RECORDS PROVIDED:
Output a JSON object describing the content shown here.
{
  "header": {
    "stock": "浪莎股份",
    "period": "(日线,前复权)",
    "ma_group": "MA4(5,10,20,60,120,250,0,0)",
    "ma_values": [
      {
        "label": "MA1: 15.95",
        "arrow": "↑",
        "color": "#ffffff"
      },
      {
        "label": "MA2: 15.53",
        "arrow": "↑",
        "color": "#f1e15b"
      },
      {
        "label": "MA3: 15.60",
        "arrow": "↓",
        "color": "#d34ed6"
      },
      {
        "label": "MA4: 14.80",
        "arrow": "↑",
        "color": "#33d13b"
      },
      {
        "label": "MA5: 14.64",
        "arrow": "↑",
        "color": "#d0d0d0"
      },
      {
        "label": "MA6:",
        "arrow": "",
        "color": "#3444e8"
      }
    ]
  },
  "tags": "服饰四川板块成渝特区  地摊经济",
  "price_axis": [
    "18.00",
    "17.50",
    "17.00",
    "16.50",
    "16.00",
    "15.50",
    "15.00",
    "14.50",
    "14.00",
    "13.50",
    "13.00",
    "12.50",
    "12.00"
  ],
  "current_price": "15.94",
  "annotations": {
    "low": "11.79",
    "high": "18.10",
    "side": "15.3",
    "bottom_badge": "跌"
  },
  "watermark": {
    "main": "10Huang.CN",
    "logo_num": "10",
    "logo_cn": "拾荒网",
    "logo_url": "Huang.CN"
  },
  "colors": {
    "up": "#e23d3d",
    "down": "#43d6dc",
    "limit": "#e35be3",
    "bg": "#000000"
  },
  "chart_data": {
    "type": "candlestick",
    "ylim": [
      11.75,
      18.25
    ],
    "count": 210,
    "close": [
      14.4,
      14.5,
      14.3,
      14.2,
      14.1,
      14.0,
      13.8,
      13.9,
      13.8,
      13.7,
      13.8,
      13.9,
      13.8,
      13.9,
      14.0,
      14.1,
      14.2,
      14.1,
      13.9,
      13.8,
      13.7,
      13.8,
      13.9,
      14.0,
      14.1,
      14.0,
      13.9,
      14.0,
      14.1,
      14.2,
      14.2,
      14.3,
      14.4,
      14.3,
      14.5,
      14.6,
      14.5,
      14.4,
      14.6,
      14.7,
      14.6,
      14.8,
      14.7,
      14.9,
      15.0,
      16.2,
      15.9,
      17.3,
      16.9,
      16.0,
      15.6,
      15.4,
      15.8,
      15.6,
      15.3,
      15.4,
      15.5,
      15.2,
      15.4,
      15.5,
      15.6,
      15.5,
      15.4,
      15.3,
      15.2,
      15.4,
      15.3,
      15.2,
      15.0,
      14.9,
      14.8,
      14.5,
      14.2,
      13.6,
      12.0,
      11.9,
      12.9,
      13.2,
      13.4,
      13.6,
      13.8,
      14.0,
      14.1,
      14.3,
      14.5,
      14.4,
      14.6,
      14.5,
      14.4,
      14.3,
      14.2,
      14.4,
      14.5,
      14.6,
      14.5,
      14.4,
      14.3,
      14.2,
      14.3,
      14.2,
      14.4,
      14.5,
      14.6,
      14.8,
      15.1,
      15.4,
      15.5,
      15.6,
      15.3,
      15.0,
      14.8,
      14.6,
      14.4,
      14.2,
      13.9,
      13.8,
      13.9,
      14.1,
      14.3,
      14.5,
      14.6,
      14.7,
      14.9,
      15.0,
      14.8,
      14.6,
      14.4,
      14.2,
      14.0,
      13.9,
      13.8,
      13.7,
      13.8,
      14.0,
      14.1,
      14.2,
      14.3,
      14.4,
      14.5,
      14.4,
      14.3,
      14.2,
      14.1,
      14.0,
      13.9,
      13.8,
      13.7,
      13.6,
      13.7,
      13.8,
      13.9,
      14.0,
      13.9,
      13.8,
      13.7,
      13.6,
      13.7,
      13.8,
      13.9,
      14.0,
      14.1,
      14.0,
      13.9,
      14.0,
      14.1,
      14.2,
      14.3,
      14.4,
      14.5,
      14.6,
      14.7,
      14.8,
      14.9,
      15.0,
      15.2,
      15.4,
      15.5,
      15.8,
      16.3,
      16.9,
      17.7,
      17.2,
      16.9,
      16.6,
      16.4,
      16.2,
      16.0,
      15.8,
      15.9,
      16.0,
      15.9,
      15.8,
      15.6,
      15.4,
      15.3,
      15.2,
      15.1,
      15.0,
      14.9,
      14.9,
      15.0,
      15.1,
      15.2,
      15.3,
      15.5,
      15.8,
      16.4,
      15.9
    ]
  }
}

GIVEN REQUEST:
Return each line of the listing that holds the string "label".

TASK RESPONSE:
        "label": "MA1: 15.95",
        "label": "MA2: 15.53",
        "label": "MA3: 15.60",
        "label": "MA4: 14.80",
        "label": "MA5: 14.64",
        "label": "MA6:",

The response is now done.